(Stored records)
+--
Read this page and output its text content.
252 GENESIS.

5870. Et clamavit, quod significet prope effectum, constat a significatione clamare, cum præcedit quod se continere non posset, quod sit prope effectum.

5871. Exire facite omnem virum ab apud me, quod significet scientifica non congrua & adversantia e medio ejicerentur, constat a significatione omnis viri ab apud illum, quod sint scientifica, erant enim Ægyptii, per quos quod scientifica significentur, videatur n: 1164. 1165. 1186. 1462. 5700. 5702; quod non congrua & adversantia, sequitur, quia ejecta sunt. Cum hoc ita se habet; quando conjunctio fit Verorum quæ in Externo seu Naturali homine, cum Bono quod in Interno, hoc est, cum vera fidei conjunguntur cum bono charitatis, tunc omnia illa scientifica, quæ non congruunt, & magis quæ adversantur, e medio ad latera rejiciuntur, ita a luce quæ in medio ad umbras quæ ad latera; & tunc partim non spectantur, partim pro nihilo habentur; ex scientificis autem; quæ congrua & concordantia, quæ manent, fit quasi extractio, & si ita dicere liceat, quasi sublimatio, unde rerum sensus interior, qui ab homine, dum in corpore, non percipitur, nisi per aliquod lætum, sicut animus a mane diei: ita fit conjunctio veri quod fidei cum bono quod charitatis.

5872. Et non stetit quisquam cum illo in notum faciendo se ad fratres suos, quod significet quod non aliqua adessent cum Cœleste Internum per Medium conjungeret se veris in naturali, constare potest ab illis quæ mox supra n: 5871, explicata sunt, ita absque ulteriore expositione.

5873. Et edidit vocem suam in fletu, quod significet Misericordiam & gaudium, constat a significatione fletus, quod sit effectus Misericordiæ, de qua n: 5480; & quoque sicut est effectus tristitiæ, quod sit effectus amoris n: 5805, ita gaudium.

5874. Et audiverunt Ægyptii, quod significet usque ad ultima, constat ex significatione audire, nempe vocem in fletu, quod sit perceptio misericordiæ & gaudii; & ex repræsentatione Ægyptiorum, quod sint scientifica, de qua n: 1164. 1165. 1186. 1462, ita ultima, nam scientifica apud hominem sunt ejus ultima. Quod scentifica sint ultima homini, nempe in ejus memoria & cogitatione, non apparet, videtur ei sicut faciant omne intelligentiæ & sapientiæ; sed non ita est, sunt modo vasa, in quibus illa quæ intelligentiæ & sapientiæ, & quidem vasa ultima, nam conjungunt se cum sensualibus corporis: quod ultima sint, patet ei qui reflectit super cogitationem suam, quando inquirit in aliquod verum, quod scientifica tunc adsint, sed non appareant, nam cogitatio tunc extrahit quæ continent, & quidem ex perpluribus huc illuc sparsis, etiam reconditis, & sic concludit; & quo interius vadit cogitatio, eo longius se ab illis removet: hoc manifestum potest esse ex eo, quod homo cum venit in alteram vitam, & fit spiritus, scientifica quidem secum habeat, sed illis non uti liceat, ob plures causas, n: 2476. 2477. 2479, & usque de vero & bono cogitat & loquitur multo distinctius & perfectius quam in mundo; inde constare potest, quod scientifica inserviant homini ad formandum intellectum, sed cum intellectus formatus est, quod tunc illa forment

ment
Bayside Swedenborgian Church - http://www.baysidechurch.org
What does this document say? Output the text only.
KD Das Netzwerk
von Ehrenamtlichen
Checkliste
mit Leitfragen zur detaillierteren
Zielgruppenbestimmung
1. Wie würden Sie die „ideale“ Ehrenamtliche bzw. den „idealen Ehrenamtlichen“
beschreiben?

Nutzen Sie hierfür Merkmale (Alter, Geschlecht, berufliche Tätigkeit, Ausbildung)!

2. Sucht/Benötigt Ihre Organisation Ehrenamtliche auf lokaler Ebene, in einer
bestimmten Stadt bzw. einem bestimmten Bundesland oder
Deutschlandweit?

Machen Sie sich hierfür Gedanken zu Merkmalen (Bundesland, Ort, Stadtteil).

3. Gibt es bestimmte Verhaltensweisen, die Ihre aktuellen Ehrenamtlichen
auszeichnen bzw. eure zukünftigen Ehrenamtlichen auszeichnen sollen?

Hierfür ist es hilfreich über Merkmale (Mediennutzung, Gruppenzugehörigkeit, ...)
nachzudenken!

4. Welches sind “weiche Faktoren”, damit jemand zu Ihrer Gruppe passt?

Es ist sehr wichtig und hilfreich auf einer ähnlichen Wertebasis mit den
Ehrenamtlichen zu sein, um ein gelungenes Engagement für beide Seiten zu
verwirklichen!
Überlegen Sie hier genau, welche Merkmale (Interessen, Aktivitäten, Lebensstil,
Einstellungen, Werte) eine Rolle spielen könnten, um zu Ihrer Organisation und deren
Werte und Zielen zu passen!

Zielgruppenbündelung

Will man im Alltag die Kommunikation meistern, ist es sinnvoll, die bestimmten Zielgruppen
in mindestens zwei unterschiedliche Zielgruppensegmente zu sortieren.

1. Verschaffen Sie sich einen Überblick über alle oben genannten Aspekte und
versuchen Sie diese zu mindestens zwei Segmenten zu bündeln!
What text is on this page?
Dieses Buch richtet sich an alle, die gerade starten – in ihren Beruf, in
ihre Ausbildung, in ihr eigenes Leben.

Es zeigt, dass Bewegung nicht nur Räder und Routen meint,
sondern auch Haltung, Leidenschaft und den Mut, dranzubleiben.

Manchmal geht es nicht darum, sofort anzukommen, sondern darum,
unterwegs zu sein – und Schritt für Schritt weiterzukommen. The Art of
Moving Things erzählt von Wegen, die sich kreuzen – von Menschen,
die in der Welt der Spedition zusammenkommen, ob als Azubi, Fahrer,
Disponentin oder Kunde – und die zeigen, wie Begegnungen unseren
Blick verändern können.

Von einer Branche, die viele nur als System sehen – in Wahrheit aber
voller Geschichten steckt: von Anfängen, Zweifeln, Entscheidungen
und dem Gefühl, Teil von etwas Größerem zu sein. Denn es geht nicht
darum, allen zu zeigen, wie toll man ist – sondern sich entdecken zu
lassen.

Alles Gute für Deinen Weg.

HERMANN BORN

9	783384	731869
+--
Problem requirements »
Considering only the records above, state the number of lines that include the word "hilfreich", with nothing added.

Response box »
2